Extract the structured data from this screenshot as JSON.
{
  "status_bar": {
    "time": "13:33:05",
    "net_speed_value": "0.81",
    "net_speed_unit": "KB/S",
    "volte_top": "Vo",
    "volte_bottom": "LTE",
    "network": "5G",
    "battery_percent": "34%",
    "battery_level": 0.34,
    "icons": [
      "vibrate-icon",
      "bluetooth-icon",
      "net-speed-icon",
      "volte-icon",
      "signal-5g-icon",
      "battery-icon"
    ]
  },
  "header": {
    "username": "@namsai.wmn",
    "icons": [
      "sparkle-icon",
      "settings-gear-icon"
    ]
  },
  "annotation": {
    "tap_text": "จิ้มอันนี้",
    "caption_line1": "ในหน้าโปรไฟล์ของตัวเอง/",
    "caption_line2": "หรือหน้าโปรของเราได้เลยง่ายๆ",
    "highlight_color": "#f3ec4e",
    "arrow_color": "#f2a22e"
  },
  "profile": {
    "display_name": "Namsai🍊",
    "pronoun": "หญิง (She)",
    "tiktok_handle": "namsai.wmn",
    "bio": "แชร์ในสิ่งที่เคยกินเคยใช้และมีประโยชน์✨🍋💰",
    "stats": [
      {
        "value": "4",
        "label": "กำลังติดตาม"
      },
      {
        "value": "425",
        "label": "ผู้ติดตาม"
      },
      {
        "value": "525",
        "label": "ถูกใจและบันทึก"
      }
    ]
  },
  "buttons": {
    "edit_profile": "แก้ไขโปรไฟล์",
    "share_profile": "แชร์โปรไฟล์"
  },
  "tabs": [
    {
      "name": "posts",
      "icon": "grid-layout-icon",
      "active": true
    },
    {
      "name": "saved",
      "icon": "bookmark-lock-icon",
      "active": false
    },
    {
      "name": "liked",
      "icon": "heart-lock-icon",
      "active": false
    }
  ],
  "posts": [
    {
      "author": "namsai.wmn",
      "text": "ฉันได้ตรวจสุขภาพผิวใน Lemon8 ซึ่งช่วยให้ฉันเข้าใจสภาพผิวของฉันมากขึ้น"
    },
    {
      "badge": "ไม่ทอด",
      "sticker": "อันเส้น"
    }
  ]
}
..............................
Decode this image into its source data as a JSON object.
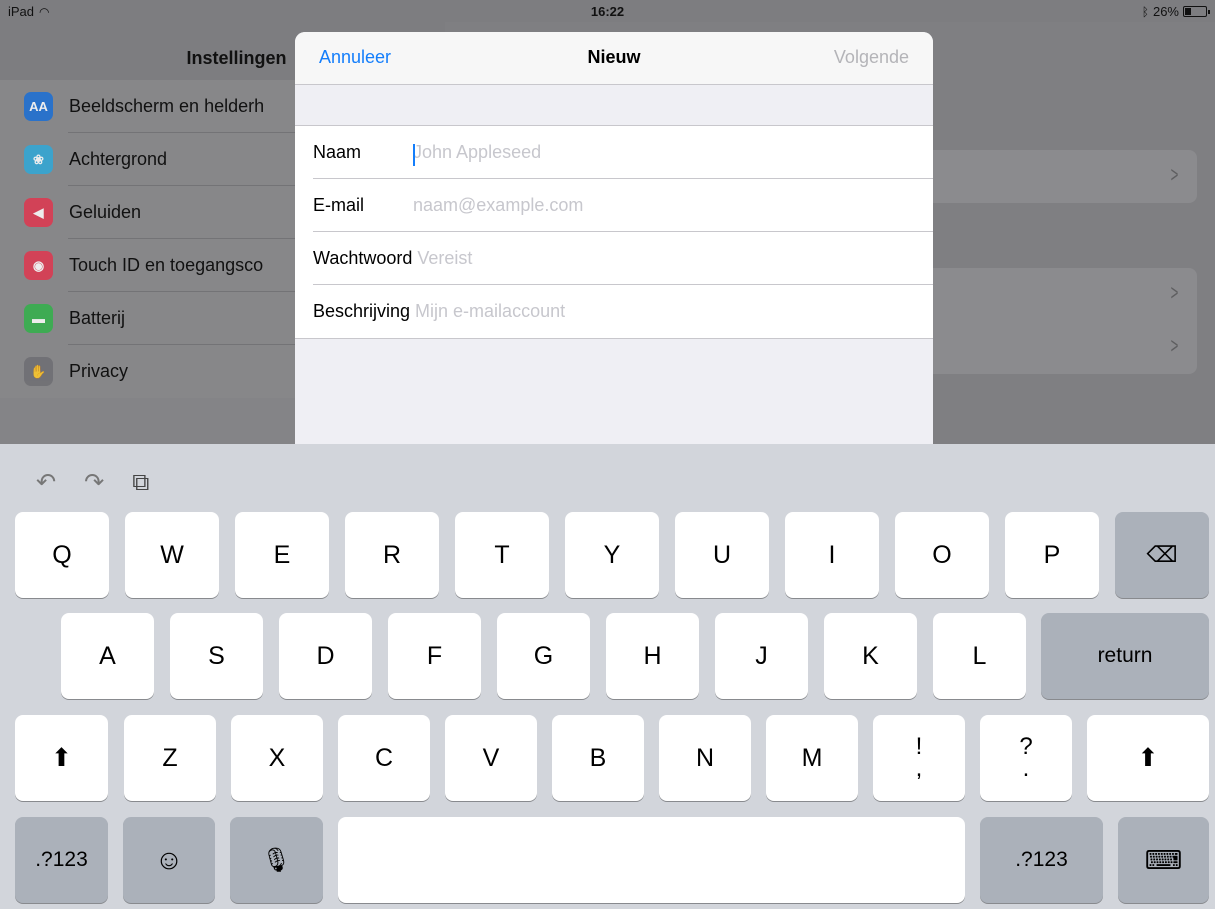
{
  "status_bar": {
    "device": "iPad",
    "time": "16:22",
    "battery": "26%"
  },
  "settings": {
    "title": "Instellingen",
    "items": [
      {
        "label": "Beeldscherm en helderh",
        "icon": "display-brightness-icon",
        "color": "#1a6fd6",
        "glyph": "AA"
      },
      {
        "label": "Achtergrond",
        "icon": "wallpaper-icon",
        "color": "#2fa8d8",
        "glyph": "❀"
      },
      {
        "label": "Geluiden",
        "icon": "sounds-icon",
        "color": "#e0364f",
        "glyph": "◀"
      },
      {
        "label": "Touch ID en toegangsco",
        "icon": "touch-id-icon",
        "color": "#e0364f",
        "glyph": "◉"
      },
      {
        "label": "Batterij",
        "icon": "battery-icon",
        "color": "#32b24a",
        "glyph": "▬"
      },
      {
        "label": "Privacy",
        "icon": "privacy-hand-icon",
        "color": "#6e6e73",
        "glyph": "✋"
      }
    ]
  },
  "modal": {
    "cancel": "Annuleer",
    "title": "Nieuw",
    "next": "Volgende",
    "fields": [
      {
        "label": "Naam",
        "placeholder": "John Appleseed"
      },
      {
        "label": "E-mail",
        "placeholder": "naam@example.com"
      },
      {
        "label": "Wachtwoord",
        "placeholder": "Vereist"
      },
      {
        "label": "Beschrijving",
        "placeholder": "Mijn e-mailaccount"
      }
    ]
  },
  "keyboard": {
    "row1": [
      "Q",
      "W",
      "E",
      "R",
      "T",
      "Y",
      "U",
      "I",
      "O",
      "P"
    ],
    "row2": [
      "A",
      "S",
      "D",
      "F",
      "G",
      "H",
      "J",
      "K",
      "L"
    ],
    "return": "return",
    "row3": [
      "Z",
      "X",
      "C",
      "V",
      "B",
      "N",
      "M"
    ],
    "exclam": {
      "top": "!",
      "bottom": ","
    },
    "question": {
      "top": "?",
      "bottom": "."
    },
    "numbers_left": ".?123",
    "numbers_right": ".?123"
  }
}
..............................
What this task involves - Go through the records. Copy each line where "data" appears.

Response -
Extract the structured data from this screenshot as JSON.
Decode this image into its source data as a JSON object.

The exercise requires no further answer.